* [Exercise]:
Reproduce every entry exactly.

(Entries from a dataset)
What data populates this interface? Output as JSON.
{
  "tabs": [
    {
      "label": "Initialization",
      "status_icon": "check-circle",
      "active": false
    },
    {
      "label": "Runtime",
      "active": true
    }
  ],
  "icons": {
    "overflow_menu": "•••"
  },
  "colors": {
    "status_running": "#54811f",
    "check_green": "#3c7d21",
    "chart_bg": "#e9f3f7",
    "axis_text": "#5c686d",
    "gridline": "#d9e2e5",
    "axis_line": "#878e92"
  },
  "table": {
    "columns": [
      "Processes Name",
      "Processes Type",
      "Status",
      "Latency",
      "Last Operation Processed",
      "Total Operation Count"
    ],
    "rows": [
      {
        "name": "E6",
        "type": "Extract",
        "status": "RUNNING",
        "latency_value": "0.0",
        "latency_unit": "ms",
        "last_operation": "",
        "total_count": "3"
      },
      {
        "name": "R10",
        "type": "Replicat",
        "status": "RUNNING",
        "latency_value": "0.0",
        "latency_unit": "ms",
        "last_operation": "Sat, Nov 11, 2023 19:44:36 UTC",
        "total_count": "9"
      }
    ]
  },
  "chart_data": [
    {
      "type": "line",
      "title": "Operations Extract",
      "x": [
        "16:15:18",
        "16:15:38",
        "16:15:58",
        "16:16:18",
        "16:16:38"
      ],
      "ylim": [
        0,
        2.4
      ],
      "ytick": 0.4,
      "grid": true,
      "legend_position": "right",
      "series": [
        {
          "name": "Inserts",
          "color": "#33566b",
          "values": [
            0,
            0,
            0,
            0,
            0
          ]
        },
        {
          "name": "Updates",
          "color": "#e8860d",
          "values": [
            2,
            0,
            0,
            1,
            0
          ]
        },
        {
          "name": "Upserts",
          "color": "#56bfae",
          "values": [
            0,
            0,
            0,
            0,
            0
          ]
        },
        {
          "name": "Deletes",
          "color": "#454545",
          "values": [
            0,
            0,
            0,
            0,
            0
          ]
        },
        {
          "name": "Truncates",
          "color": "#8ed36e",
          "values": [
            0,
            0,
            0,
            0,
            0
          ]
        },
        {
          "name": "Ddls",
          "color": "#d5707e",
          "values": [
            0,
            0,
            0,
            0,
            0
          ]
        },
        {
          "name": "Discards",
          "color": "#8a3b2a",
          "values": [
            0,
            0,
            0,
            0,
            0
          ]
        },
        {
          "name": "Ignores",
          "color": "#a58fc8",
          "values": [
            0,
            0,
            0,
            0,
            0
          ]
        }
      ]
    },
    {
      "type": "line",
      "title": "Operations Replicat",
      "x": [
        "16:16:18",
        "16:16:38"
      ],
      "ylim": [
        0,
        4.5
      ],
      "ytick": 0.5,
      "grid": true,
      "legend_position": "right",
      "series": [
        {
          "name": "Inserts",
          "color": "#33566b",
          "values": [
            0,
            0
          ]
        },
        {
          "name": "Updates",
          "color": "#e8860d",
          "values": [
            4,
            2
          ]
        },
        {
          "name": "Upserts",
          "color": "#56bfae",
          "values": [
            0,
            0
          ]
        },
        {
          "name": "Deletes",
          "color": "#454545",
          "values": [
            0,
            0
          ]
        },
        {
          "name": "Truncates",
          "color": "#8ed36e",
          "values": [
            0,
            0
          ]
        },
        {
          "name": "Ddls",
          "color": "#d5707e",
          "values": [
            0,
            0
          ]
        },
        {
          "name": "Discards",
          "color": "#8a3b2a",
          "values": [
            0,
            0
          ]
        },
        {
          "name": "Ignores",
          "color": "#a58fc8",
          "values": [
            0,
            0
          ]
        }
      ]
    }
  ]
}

* [Exercise solution]:
What data populates this interface? Output as JSON.
{
  "tabs": [
    {
      "label": "Initialization",
      "status_icon": "check-circle",
      "active": false
    },
    {
      "label": "Runtime",
      "active": true
    }
  ],
  "icons": {
    "overflow_menu": "•••"
  },
  "colors": {
    "status_running": "#54811f",
    "check_green": "#3c7d21",
    "chart_bg": "#e9f3f7",
    "axis_text": "#5c686d",
    "gridline": "#d9e2e5",
    "axis_line": "#878e92"
  },
  "table": {
    "columns": [
      "Processes Name",
      "Processes Type",
      "Status",
      "Latency",
      "Last Operation Processed",
      "Total Operation Count"
    ],
    "rows": [
      {
        "name": "E6",
        "type": "Extract",
        "status": "RUNNING",
        "latency_value": "0.0",
        "latency_unit": "ms",
        "last_operation": "",
        "total_count": "3"
      },
      {
        "name": "R10",
        "type": "Replicat",
        "status": "RUNNING",
        "latency_value": "0.0",
        "latency_unit": "ms",
        "last_operation": "Sat, Nov 11, 2023 19:44:36 UTC",
        "total_count": "9"
      }
    ]
  },
  "chart_data": [
    {
      "type": "line",
      "title": "Operations Extract",
      "x": [
        "16:15:18",
        "16:15:38",
        "16:15:58",
        "16:16:18",
        "16:16:38"
      ],
      "ylim": [
        0,
        2.4
      ],
      "ytick": 0.4,
      "grid": true,
      "legend_position": "right",
      "series": [
        {
          "name": "Inserts",
          "color": "#33566b",
          "values": [
            0,
            0,
            0,
            0,
            0
          ]
        },
        {
          "name": "Updates",
          "color": "#e8860d",
          "values": [
            2,
            0,
            0,
            1,
            0
          ]
        },
        {
          "name": "Upserts",
          "color": "#56bfae",
          "values": [
            0,
            0,
            0,
            0,
            0
          ]
        },
        {
          "name": "Deletes",
          "color": "#454545",
          "values": [
            0,
            0,
            0,
            0,
            0
          ]
        },
        {
          "name": "Truncates",
          "color": "#8ed36e",
          "values": [
            0,
            0,
            0,
            0,
            0
          ]
        },
        {
          "name": "Ddls",
          "color": "#d5707e",
          "values": [
            0,
            0,
            0,
            0,
            0
          ]
        },
        {
          "name": "Discards",
          "color": "#8a3b2a",
          "values": [
            0,
            0,
            0,
            0,
            0
          ]
        },
        {
          "name": "Ignores",
          "color": "#a58fc8",
          "values": [
            0,
            0,
            0,
            0,
            0
          ]
        }
      ]
    },
    {
      "type": "line",
      "title": "Operations Replicat",
      "x": [
        "16:16:18",
        "16:16:38"
      ],
      "ylim": [
        0,
        4.5
      ],
      "ytick": 0.5,
      "grid": true,
      "legend_position": "right",
      "series": [
        {
          "name": "Inserts",
          "color": "#33566b",
          "values": [
            0,
            0
          ]
        },
        {
          "name": "Updates",
          "color": "#e8860d",
          "values": [
            4,
            2
          ]
        },
        {
          "name": "Upserts",
          "color": "#56bfae",
          "values": [
            0,
            0
          ]
        },
        {
          "name": "Deletes",
          "color": "#454545",
          "values": [
            0,
            0
          ]
        },
        {
          "name": "Truncates",
          "color": "#8ed36e",
          "values": [
            0,
            0
          ]
        },
        {
          "name": "Ddls",
          "color": "#d5707e",
          "values": [
            0,
            0
          ]
        },
        {
          "name": "Discards",
          "color": "#8a3b2a",
          "values": [
            0,
            0
          ]
        },
        {
          "name": "Ignores",
          "color": "#a58fc8",
          "values": [
            0,
            0
          ]
        }
      ]
    }
  ]
}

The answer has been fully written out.